__EXCERPT PROVIDED__.
Growing up in a small north Alabama town where no blacks lived, I had little interaction with them until I started college at the University of Alabama. I was well aware that at this point in my life, I would certainly have a lot more interaction with blacks. I would be in class with them, I would be living close to them, if not having them as roommates, I would be socializing with them, and so on and so forth. While the term “new normal” was not used back then, this would be the “new normal” for me.

During my sophomore year, I lived next door to a black girl and we became the best of friends. I was the one who made the initial ice-breaking contact with her, and soon her black friends and my white friends were all friends. Even though we both moved out of the dormitory and into apartments my junior year and her sophomore year, we remained friends, had some great times together, and continued to remain friends until we were in our mid-twenties and life caused us to drift apart. Like all friends, we did have our “tiffs,” but that’s normal for everyone.

__GIVEN PROBLEM 1__. Translate this sentence from the account of starting college at the University of Alabama into Spanish: "While the term “new normal” was not used back then, this would be the “new normal” for me."
__GIVEN PROBLEM 2__. Carry on the account of starting college at the University of Alabama from its last sentence.

__DATASET SECTION__.

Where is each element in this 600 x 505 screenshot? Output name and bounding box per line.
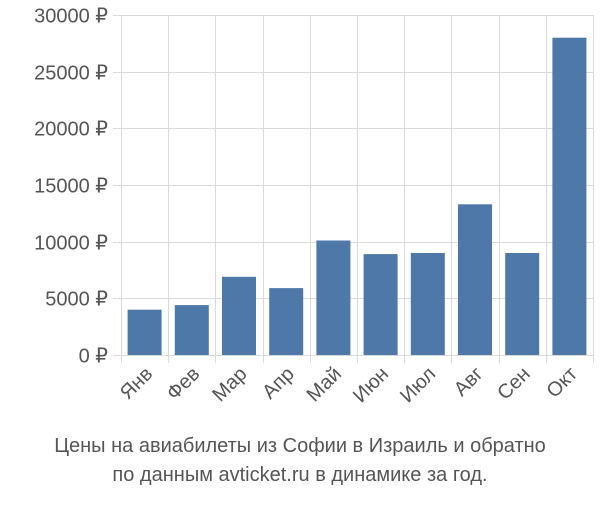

__EXERCISE ANSWER 1__. Aunque en aquel entonces no se usaba el término «nueva normalidad», esa sería la «nueva normalidad» para mí.

__EXERCISE ANSWER 2__.
I’ve always lived according to the teachings of Dr. Martin Luther King to judge people by the content of their character and not the color of their skin. Now that the Civil Rights legislation of the mid-sixties had lifted the barriers, we can become a color-blind society.  The only reason I felt like skin color should be used would be for identification purposes and maybe marketing purposes. For example, if I owned a tanning salon, my core target market would not include blacks for obvious reasons, it’s not a service most really need.

I’ve always been against affirmative action programs because I feel they demean minorities. It’s telling minorities that you’re inferior and need help to achieve. That’s BS! As a Republican, I do feel that the Republican Party is the best party for anyone, including minorities and that the Democrat part is the real racist party. It’s the Democrats who think that minorities, including blacks, are inferior and need help from whites. Again, that’s BS!

There is a question that I have often put to blacks and whites: with Civil Rights Legislation, there was forced desegregation in most areas of our society. However, one area where there was not forced desegregation was our churches and houses of worship. And to this day, we have white churches and black churches with very little overlap. Why is this? You would think that churches would be the first places to desegregate, but no. But I think that may be beginning to change slightly, which I’m happy about.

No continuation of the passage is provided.